What is required
Repeat precisely, and only, the lines between the line containing "Output the text content of this document." and the end of the listing below, both ends included.

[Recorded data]
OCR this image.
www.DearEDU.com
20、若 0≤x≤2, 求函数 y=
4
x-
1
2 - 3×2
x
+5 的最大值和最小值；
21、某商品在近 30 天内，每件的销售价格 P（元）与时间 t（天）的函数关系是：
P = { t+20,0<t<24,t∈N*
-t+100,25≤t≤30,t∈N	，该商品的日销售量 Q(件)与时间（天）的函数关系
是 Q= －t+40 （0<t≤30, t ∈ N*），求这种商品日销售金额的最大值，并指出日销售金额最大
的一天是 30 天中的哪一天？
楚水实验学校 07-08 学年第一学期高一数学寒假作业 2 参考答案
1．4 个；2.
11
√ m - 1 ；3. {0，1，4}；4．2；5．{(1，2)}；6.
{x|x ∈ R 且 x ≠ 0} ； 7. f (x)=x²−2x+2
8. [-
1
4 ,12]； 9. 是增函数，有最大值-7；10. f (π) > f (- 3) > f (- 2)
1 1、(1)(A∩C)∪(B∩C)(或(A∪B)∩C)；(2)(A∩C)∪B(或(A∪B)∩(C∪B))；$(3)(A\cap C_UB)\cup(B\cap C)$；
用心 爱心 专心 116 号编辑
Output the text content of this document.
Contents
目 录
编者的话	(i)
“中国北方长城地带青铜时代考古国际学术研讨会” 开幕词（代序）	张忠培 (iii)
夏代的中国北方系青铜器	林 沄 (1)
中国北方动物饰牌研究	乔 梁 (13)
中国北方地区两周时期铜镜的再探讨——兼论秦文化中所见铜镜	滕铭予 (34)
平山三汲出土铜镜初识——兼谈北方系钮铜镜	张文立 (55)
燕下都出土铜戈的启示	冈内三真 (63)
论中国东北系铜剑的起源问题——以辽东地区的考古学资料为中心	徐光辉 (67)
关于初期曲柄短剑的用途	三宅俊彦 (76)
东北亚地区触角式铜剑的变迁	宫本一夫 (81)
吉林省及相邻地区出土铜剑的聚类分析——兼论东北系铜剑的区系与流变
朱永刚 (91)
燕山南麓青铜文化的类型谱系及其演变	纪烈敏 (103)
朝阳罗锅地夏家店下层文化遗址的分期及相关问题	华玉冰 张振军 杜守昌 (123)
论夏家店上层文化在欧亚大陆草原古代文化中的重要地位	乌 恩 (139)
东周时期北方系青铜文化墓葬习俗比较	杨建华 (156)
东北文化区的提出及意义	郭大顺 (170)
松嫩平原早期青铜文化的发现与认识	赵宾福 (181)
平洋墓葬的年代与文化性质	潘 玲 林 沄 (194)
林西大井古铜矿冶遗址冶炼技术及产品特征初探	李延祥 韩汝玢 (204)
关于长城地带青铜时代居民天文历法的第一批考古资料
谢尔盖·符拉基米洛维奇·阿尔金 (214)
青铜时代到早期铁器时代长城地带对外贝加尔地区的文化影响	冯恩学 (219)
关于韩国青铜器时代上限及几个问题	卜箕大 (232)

Exercise answer
Output the text content of this document.
Contents
目 录
编者的话	(i)
“中国北方长城地带青铜时代考古国际学术研讨会” 开幕词（代序）	张忠培 (iii)
夏代的中国北方系青铜器	林 沄 (1)
中国北方动物饰牌研究	乔 梁 (13)
中国北方地区两周时期铜镜的再探讨——兼论秦文化中所见铜镜	滕铭予 (34)
平山三汲出土铜镜初识——兼谈北方系钮铜镜	张文立 (55)
燕下都出土铜戈的启示	冈内三真 (63)
论中国东北系铜剑的起源问题——以辽东地区的考古学资料为中心	徐光辉 (67)
关于初期曲柄短剑的用途	三宅俊彦 (76)
东北亚地区触角式铜剑的变迁	宫本一夫 (81)
吉林省及相邻地区出土铜剑的聚类分析——兼论东北系铜剑的区系与流变
朱永刚 (91)
燕山南麓青铜文化的类型谱系及其演变	纪烈敏 (103)
朝阳罗锅地夏家店下层文化遗址的分期及相关问题	华玉冰 张振军 杜守昌 (123)
论夏家店上层文化在欧亚大陆草原古代文化中的重要地位	乌 恩 (139)
东周时期北方系青铜文化墓葬习俗比较	杨建华 (156)
东北文化区的提出及意义	郭大顺 (170)
松嫩平原早期青铜文化的发现与认识	赵宾福 (181)
平洋墓葬的年代与文化性质	潘 玲 林 沄 (194)
林西大井古铜矿冶遗址冶炼技术及产品特征初探	李延祥 韩汝玢 (204)
关于长城地带青铜时代居民天文历法的第一批考古资料
谢尔盖·符拉基米洛维奇·阿尔金 (214)
青铜时代到早期铁器时代长城地带对外贝加尔地区的文化影响	冯恩学 (219)
关于韩国青铜器时代上限及几个问题	卜箕大 (232)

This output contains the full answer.